◆ Task goal
Scan the data for lines with "ENCARGADOS" and report the count by itself.
##### Dataset
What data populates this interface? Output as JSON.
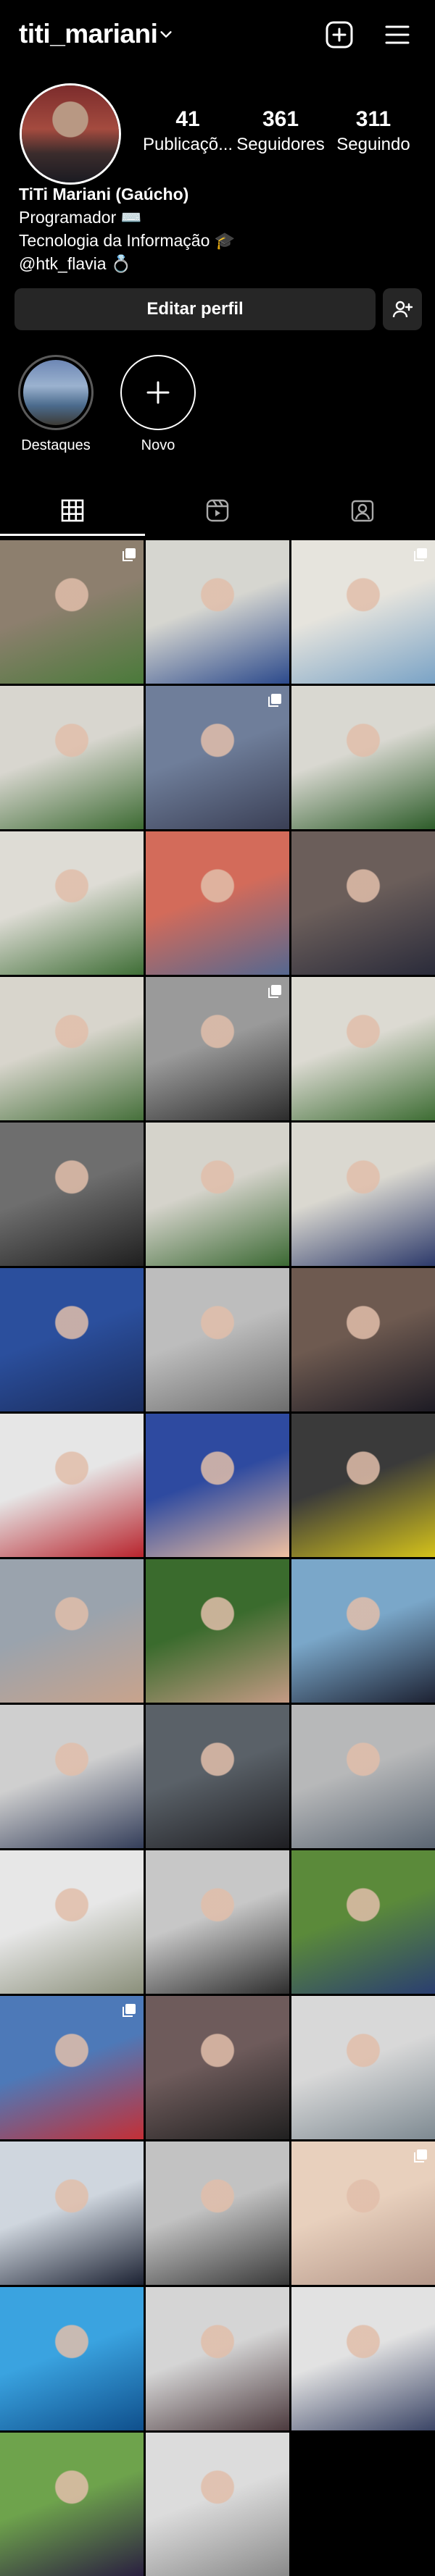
{
  "header": {
    "username": "titi_mariani",
    "icons": [
      "chevron-down-icon",
      "plus-square-icon",
      "menu-icon"
    ]
  },
  "profile": {
    "stats": [
      {
        "value": "41",
        "label": "Publicaçõ..."
      },
      {
        "value": "361",
        "label": "Seguidores"
      },
      {
        "value": "311",
        "label": "Seguindo"
      }
    ],
    "bio": {
      "name": "TiTi Mariani (Gaúcho)",
      "line1": "Programador ⌨️",
      "line2": "Tecnologia da Informação 🎓",
      "line3": "@htk_flavia 💍"
    },
    "edit_button": "Editar perfil"
  },
  "highlights": [
    {
      "label": "Destaques"
    },
    {
      "label": "Novo"
    }
  ],
  "tabs": [
    "grid-icon",
    "reels-icon",
    "tagged-icon"
  ],
  "colors": {
    "background": "#000000",
    "button": "#262626",
    "text": "#ffffff"
  },
  "posts": [
    {
      "c1": "#8d7f6e",
      "c2": "#4a7a3a",
      "multi": true
    },
    {
      "c1": "#d6d6d0",
      "c2": "#2c4a8c",
      "multi": false
    },
    {
      "c1": "#e6e4dd",
      "c2": "#7aa3c6",
      "multi": true
    },
    {
      "c1": "#d8d6cf",
      "c2": "#3d6b33",
      "multi": false
    },
    {
      "c1": "#6f7e9a",
      "c2": "#3a3f55",
      "multi": true
    },
    {
      "c1": "#d9d8d1",
      "c2": "#2e5d2a",
      "multi": false
    },
    {
      "c1": "#dedcd5",
      "c2": "#3f6e36",
      "multi": false
    },
    {
      "c1": "#d36b5a",
      "c2": "#556890",
      "multi": false
    },
    {
      "c1": "#6b5e5a",
      "c2": "#2a2b3a",
      "multi": false
    },
    {
      "c1": "#d8d5cc",
      "c2": "#46703b",
      "multi": false
    },
    {
      "c1": "#9a9a9a",
      "c2": "#2c2c2c",
      "multi": true
    },
    {
      "c1": "#dcdad2",
      "c2": "#3e6d34",
      "multi": false
    },
    {
      "c1": "#6e6e6e",
      "c2": "#1f1f1f",
      "multi": false
    },
    {
      "c1": "#d5d3cb",
      "c2": "#3b6933",
      "multi": false
    },
    {
      "c1": "#dad8d0",
      "c2": "#2d3a6b",
      "multi": false
    },
    {
      "c1": "#2b4f9d",
      "c2": "#1a2c5c",
      "multi": false
    },
    {
      "c1": "#bdbdbd",
      "c2": "#6d6d6d",
      "multi": false
    },
    {
      "c1": "#6e5a50",
      "c2": "#1d1b24",
      "multi": false
    },
    {
      "c1": "#e6e6e6",
      "c2": "#b8242d",
      "multi": false
    },
    {
      "c1": "#2e4aa0",
      "c2": "#f0c0a0",
      "multi": false
    },
    {
      "c1": "#3a3a3a",
      "c2": "#d4c21a",
      "multi": false
    },
    {
      "c1": "#9aa3ad",
      "c2": "#c8a38c",
      "multi": false
    },
    {
      "c1": "#3a6b2d",
      "c2": "#c49a84",
      "multi": false
    },
    {
      "c1": "#7aa7c9",
      "c2": "#1d2233",
      "multi": false
    },
    {
      "c1": "#cfcfcf",
      "c2": "#343e5a",
      "multi": false
    },
    {
      "c1": "#5a6168",
      "c2": "#1e1e22",
      "multi": false
    },
    {
      "c1": "#b7b8b9",
      "c2": "#5b6673",
      "multi": false
    },
    {
      "c1": "#e7e7e7",
      "c2": "#8a8f7a",
      "multi": false
    },
    {
      "c1": "#c7c7c7",
      "c2": "#2e2e2e",
      "multi": false
    },
    {
      "c1": "#5b8a3a",
      "c2": "#2a3e70",
      "multi": false
    },
    {
      "c1": "#4d79b8",
      "c2": "#c42f36",
      "multi": true
    },
    {
      "c1": "#6e5b5b",
      "c2": "#202020",
      "multi": false
    },
    {
      "c1": "#d8d8d8",
      "c2": "#7e8a92",
      "multi": false
    },
    {
      "c1": "#cfd6de",
      "c2": "#1c2233",
      "multi": false
    },
    {
      "c1": "#c2c2c2",
      "c2": "#383838",
      "multi": false
    },
    {
      "c1": "#e8d0bd",
      "c2": "#b5988a",
      "multi": true
    },
    {
      "c1": "#3aa3e0",
      "c2": "#0f4f8c",
      "multi": false
    },
    {
      "c1": "#d5d5d5",
      "c2": "#4c3a3e",
      "multi": false
    },
    {
      "c1": "#e2e2e2",
      "c2": "#3b4566",
      "multi": false
    },
    {
      "c1": "#6ea34c",
      "c2": "#2a1f40",
      "multi": false
    },
    {
      "c1": "#dcdcdc",
      "c2": "#8a8a8a",
      "multi": false
    }
  ]
}
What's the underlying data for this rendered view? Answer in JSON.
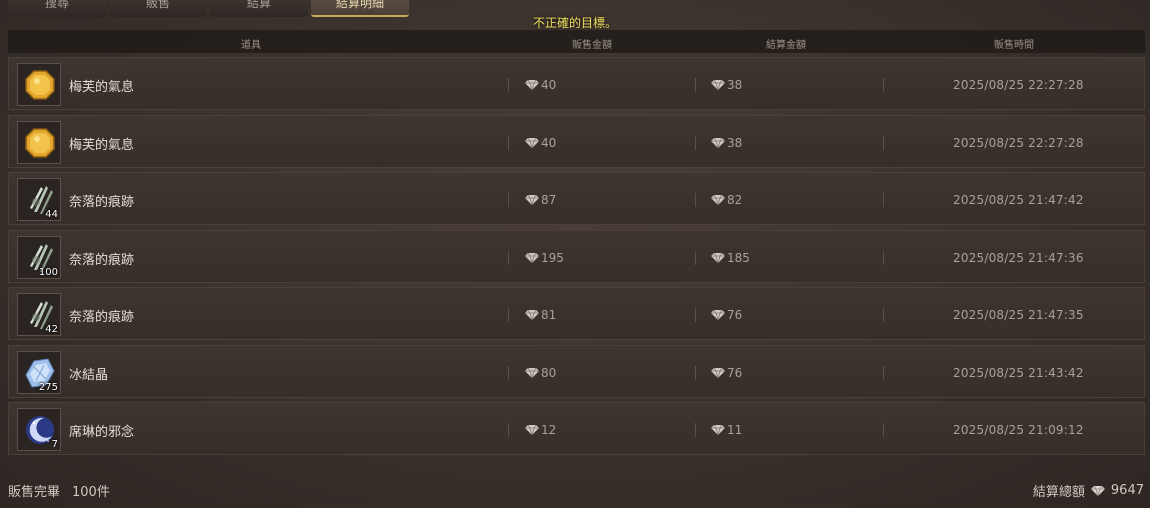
{
  "tabs": [
    {
      "label": "搜尋",
      "active": false
    },
    {
      "label": "販售",
      "active": false
    },
    {
      "label": "結算",
      "active": false
    },
    {
      "label": "結算明細",
      "active": true
    }
  ],
  "warning": "不正確的目標。",
  "columns": {
    "item": "道具",
    "sale_price": "販售金額",
    "settle_price": "結算金額",
    "sale_time": "販售時間"
  },
  "rows": [
    {
      "icon": "amber-orb-icon",
      "qty": "",
      "name": "梅芙的氣息",
      "sale": "40",
      "settle": "38",
      "time": "2025/08/25 22:27:28"
    },
    {
      "icon": "amber-orb-icon",
      "qty": "",
      "name": "梅芙的氣息",
      "sale": "40",
      "settle": "38",
      "time": "2025/08/25 22:27:28"
    },
    {
      "icon": "claw-mark-icon",
      "qty": "44",
      "name": "奈落的痕跡",
      "sale": "87",
      "settle": "82",
      "time": "2025/08/25 21:47:42"
    },
    {
      "icon": "claw-mark-icon",
      "qty": "100",
      "name": "奈落的痕跡",
      "sale": "195",
      "settle": "185",
      "time": "2025/08/25 21:47:36"
    },
    {
      "icon": "claw-mark-icon",
      "qty": "42",
      "name": "奈落的痕跡",
      "sale": "81",
      "settle": "76",
      "time": "2025/08/25 21:47:35"
    },
    {
      "icon": "ice-crystal-icon",
      "qty": "275",
      "name": "冰結晶",
      "sale": "80",
      "settle": "76",
      "time": "2025/08/25 21:43:42"
    },
    {
      "icon": "crescent-moon-icon",
      "qty": "7",
      "name": "席琳的邪念",
      "sale": "12",
      "settle": "11",
      "time": "2025/08/25 21:09:12"
    }
  ],
  "footer": {
    "sold_label": "販售完畢",
    "sold_count": "100件",
    "total_label": "結算總額",
    "total_value": "9647"
  },
  "colors": {
    "accent": "#c9a85a",
    "warning": "#f0e060"
  }
}
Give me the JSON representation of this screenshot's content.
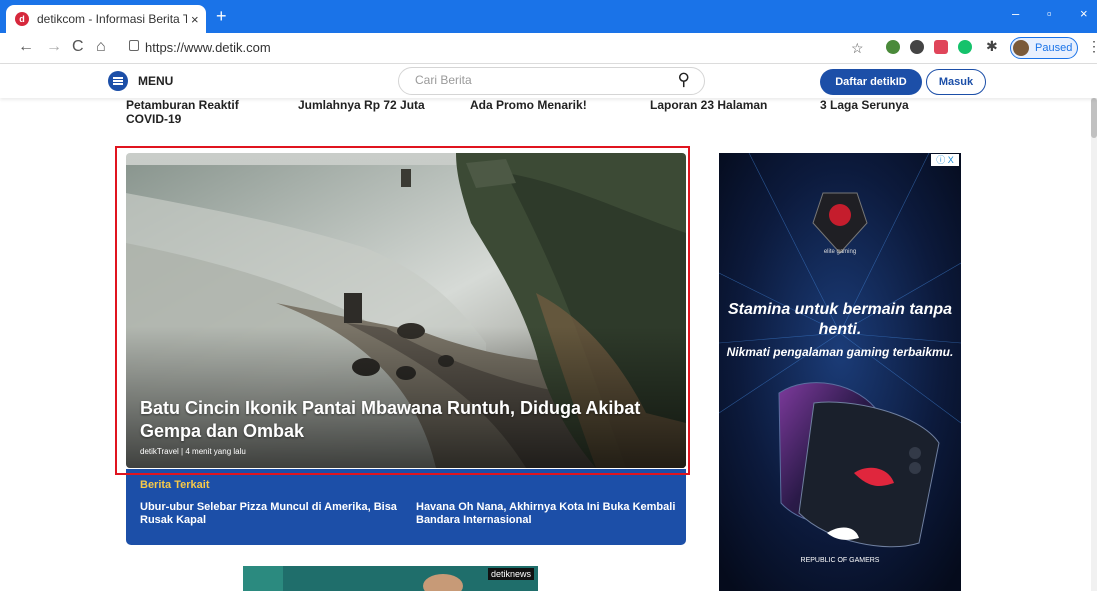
{
  "browser": {
    "tab_title": "detikcom - Informasi Berita Terki",
    "tab_close": "×",
    "new_tab": "+",
    "url": "https://www.detik.com",
    "profile_label": "Paused",
    "window_controls": [
      "–",
      "▫",
      "×"
    ]
  },
  "header": {
    "menu_label": "MENU",
    "search_placeholder": "Cari Berita",
    "register_label": "Daftar detikID",
    "login_label": "Masuk"
  },
  "top_headlines": [
    {
      "text": "Petamburan Reaktif COVID-19"
    },
    {
      "text": "Jumlahnya Rp 72 Juta"
    },
    {
      "text": "Ada Promo Menarik!"
    },
    {
      "text": "Laporan 23 Halaman"
    },
    {
      "text": "3 Laga Serunya"
    }
  ],
  "hero": {
    "title": "Batu Cincin Ikonik Pantai Mbawana Runtuh, Diduga Akibat Gempa dan Ombak",
    "meta": "detikTravel | 4 menit yang lalu"
  },
  "related": {
    "heading": "Berita Terkait",
    "items": [
      "Ubur-ubur Selebar Pizza Muncul di Amerika, Bisa Rusak Kapal",
      "Havana Oh Nana, Akhirnya Kota Ini Buka Kembali Bandara Internasional"
    ]
  },
  "ad": {
    "line1": "Stamina untuk bermain tanpa henti.",
    "line2": "Nikmati pengalaman gaming terbaikmu.",
    "badge": "ⓘ X",
    "brand_text": "REPUBLIC OF GAMERS",
    "chip_text": "elite gaming"
  },
  "thumbnail": {
    "brand": "detiknews"
  },
  "colors": {
    "chrome_blue": "#1a73e8",
    "detik_blue": "#1c4fa8",
    "highlight_red": "#e0141f",
    "related_yellow": "#f7c948"
  }
}
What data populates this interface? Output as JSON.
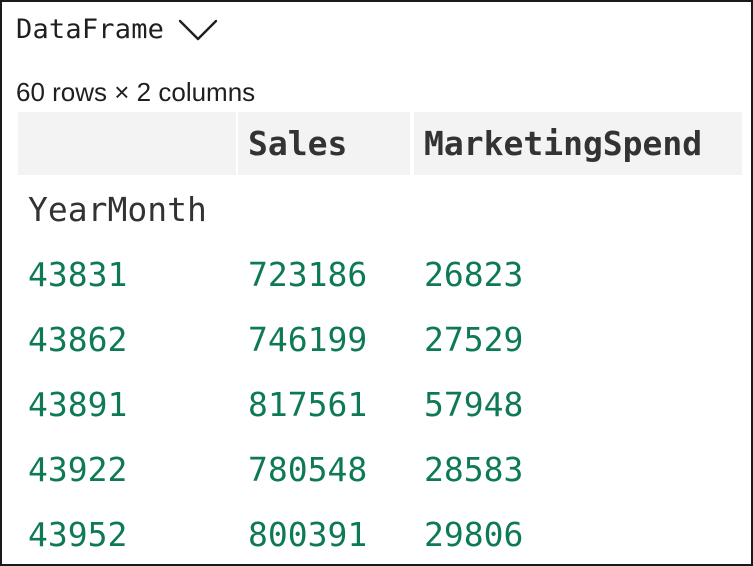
{
  "header": {
    "title": "DataFrame"
  },
  "shape_label": "60 rows × 2 columns",
  "table": {
    "index_name": "YearMonth",
    "columns": [
      "",
      "Sales",
      "MarketingSpend"
    ],
    "rows": [
      [
        "43831",
        "723186",
        "26823"
      ],
      [
        "43862",
        "746199",
        "27529"
      ],
      [
        "43891",
        "817561",
        "57948"
      ],
      [
        "43922",
        "780548",
        "28583"
      ],
      [
        "43952",
        "800391",
        "29806"
      ]
    ]
  },
  "colors": {
    "value_text": "#0e7a55",
    "header_bg": "#f3f3f3",
    "header_text": "#333333"
  },
  "icons": {
    "expand": "chevron-down-icon"
  }
}
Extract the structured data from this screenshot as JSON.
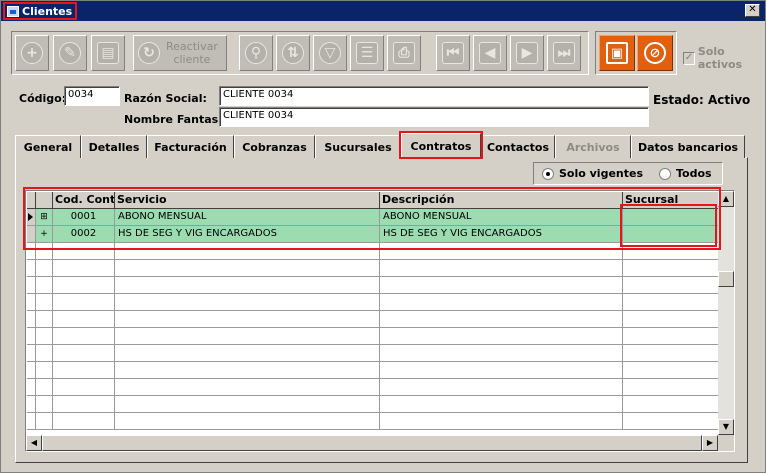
{
  "window": {
    "title": "Clientes",
    "close_glyph": "✕"
  },
  "toolbar": {
    "reactivar_label_1": "Reactivar",
    "reactivar_label_2": "cliente",
    "buttons": [
      "plus-icon",
      "pencil-icon",
      "delete-doc-icon",
      "reactivar-icon",
      "search-icon",
      "sort-icon",
      "filter-icon",
      "report-icon",
      "print-icon",
      "first-icon",
      "previous-icon",
      "next-icon",
      "last-icon"
    ],
    "save_icon": "save-icon",
    "cancel_icon": "cancel-icon",
    "solo_activos_label": "Solo activos",
    "solo_activos_checked": true
  },
  "form": {
    "codigo_label": "Código:",
    "codigo_value": "0034",
    "razon_social_label": "Razón Social:",
    "razon_social_value": "CLIENTE 0034",
    "nombre_fantasia_label": "Nombre Fantasía:",
    "nombre_fantasia_value": "CLIENTE 0034",
    "estado_text": "Estado: Activo"
  },
  "tabs": [
    {
      "label": "General",
      "active": false,
      "enabled": true
    },
    {
      "label": "Detalles",
      "active": false,
      "enabled": true
    },
    {
      "label": "Facturación",
      "active": false,
      "enabled": true
    },
    {
      "label": "Cobranzas",
      "active": false,
      "enabled": true
    },
    {
      "label": "Sucursales",
      "active": false,
      "enabled": true
    },
    {
      "label": "Contratos",
      "active": true,
      "enabled": true
    },
    {
      "label": "Contactos",
      "active": false,
      "enabled": true
    },
    {
      "label": "Archivos",
      "active": false,
      "enabled": false
    },
    {
      "label": "Datos bancarios",
      "active": false,
      "enabled": true
    }
  ],
  "filter": {
    "solo_vigentes_label": "Solo vigentes",
    "todos_label": "Todos",
    "selected": "solo_vigentes"
  },
  "grid": {
    "columns": [
      "Cod. Cont.",
      "Servicio",
      "Descripción",
      "Sucursal"
    ],
    "rows": [
      {
        "expander": "⊞",
        "cod": "0001",
        "servicio": "ABONO MENSUAL",
        "descripcion": "ABONO MENSUAL",
        "sucursal": ""
      },
      {
        "expander": "+",
        "cod": "0002",
        "servicio": "HS DE SEG Y VIG ENCARGADOS",
        "descripcion": "HS DE SEG Y VIG ENCARGADOS",
        "sucursal": ""
      }
    ],
    "row_highlight_color": "#9cdcb0"
  },
  "colors": {
    "title_bar": "#0a246a",
    "annotation_red": "#e8141b",
    "accent_orange": "#e06010"
  }
}
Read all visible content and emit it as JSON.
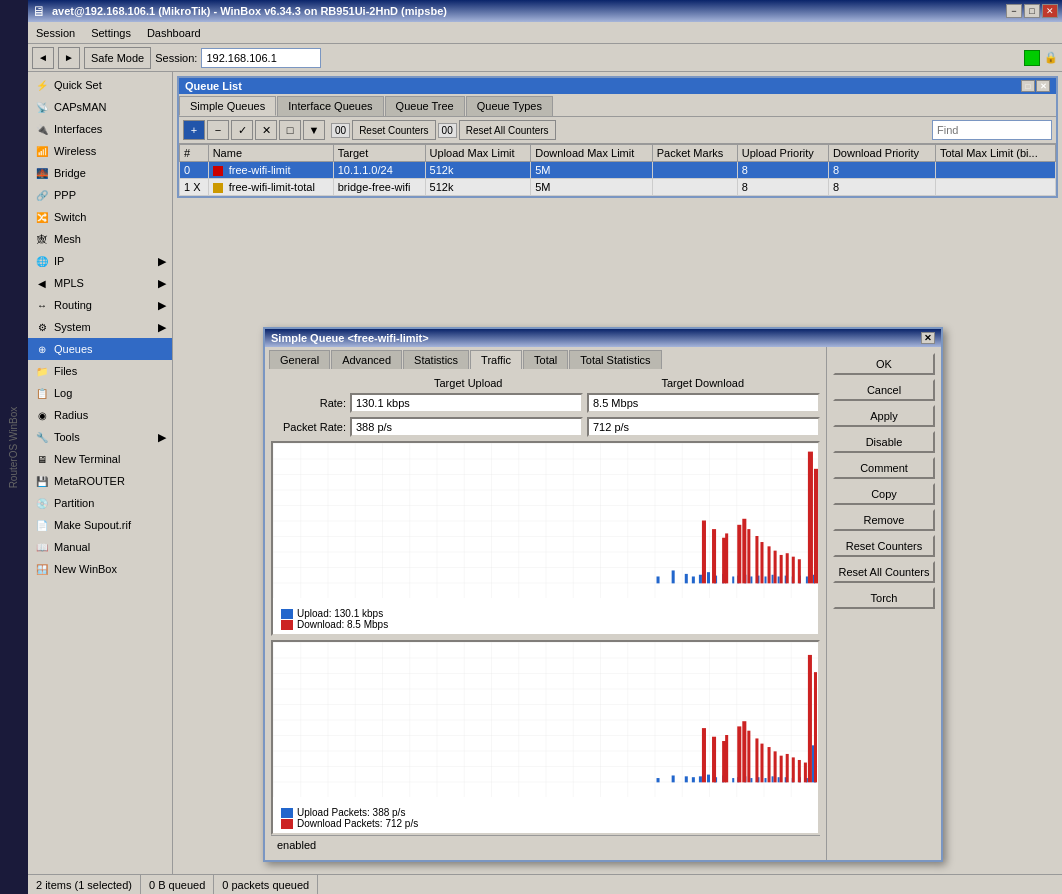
{
  "titlebar": {
    "text": "avet@192.168.106.1 (MikroTik) - WinBox v6.34.3 on RB951Ui-2HnD (mipsbe)",
    "min": "−",
    "max": "□",
    "close": "✕"
  },
  "menubar": {
    "items": [
      "Session",
      "Settings",
      "Dashboard"
    ]
  },
  "toolbar": {
    "back": "◄",
    "forward": "►",
    "safe_mode": "Safe Mode",
    "session_label": "Session:",
    "session_value": "192.168.106.1",
    "indicator_green": "",
    "indicator_lock": "🔒"
  },
  "sidebar": {
    "items": [
      {
        "id": "quick-set",
        "label": "Quick Set",
        "icon": "⚙"
      },
      {
        "id": "capsman",
        "label": "CAPsMAN",
        "icon": "📡"
      },
      {
        "id": "interfaces",
        "label": "Interfaces",
        "icon": "🔌"
      },
      {
        "id": "wireless",
        "label": "Wireless",
        "icon": "📶"
      },
      {
        "id": "bridge",
        "label": "Bridge",
        "icon": "🌉"
      },
      {
        "id": "ppp",
        "label": "PPP",
        "icon": "🔗"
      },
      {
        "id": "switch",
        "label": "Switch",
        "icon": "🔀"
      },
      {
        "id": "mesh",
        "label": "Mesh",
        "icon": "🕸"
      },
      {
        "id": "ip",
        "label": "IP",
        "icon": "🌐",
        "expandable": true
      },
      {
        "id": "mpls",
        "label": "MPLS",
        "icon": "▶",
        "expandable": true
      },
      {
        "id": "routing",
        "label": "Routing",
        "icon": "↔",
        "expandable": true
      },
      {
        "id": "system",
        "label": "System",
        "icon": "⚙",
        "expandable": true
      },
      {
        "id": "queues",
        "label": "Queues",
        "icon": "⊕",
        "selected": true
      },
      {
        "id": "files",
        "label": "Files",
        "icon": "📁"
      },
      {
        "id": "log",
        "label": "Log",
        "icon": "📋"
      },
      {
        "id": "radius",
        "label": "Radius",
        "icon": "◉"
      },
      {
        "id": "tools",
        "label": "Tools",
        "icon": "🔧",
        "expandable": true
      },
      {
        "id": "new-terminal",
        "label": "New Terminal",
        "icon": "🖥"
      },
      {
        "id": "metarouter",
        "label": "MetaROUTER",
        "icon": "💾"
      },
      {
        "id": "partition",
        "label": "Partition",
        "icon": "💿"
      },
      {
        "id": "make-supout",
        "label": "Make Supout.rif",
        "icon": "📄"
      },
      {
        "id": "manual",
        "label": "Manual",
        "icon": "📖"
      },
      {
        "id": "new-winbox",
        "label": "New WinBox",
        "icon": "🪟"
      }
    ]
  },
  "queue_list": {
    "title": "Queue List",
    "tabs": [
      "Simple Queues",
      "Interface Queues",
      "Queue Tree",
      "Queue Types"
    ],
    "active_tab": "Simple Queues",
    "toolbar_icons": [
      "+",
      "−",
      "✓",
      "✕",
      "□",
      "▼"
    ],
    "reset_counters": "Reset Counters",
    "reset_all": "Reset All Counters",
    "find_placeholder": "Find",
    "columns": [
      "#",
      "Name",
      "Target",
      "Upload Max Limit",
      "Download Max Limit",
      "Packet Marks",
      "Upload Priority",
      "Download Priority",
      "Total Max Limit (bi..."
    ],
    "rows": [
      {
        "id": "0",
        "disabled": false,
        "name": "free-wifi-limit",
        "target": "10.1.1.0/24",
        "upload_max": "512k",
        "download_max": "5M",
        "packet_marks": "",
        "upload_priority": "8",
        "download_priority": "8",
        "total_max": ""
      },
      {
        "id": "1",
        "disabled": true,
        "marker": "X",
        "name": "free-wifi-limit-total",
        "target": "bridge-free-wifi",
        "upload_max": "512k",
        "download_max": "5M",
        "packet_marks": "",
        "upload_priority": "8",
        "download_priority": "8",
        "total_max": ""
      }
    ]
  },
  "dialog": {
    "title": "Simple Queue <free-wifi-limit>",
    "tabs": [
      "General",
      "Advanced",
      "Statistics",
      "Traffic",
      "Total",
      "Total Statistics"
    ],
    "active_tab": "Traffic",
    "target_upload_label": "Target Upload",
    "target_download_label": "Target Download",
    "rate_label": "Rate:",
    "rate_upload": "130.1 kbps",
    "rate_download": "8.5 Mbps",
    "packet_rate_label": "Packet Rate:",
    "packet_rate_upload": "388 p/s",
    "packet_rate_download": "712 p/s",
    "upload_legend": "Upload:  130.1 kbps",
    "download_legend": "Download:  8.5 Mbps",
    "upload_packets_legend": "Upload Packets:  388 p/s",
    "download_packets_legend": "Download Packets:  712 p/s",
    "status": "enabled",
    "buttons": {
      "ok": "OK",
      "cancel": "Cancel",
      "apply": "Apply",
      "disable": "Disable",
      "comment": "Comment",
      "copy": "Copy",
      "remove": "Remove",
      "reset_counters": "Reset Counters",
      "reset_all_counters": "Reset All Counters",
      "torch": "Torch"
    }
  },
  "statusbar": {
    "items_count": "2 items (1 selected)",
    "queued": "0 B queued",
    "packets_queued": "0 packets queued"
  },
  "winbox": {
    "label": "RouterOS WinBox"
  }
}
##########
◆ Exercise answer
2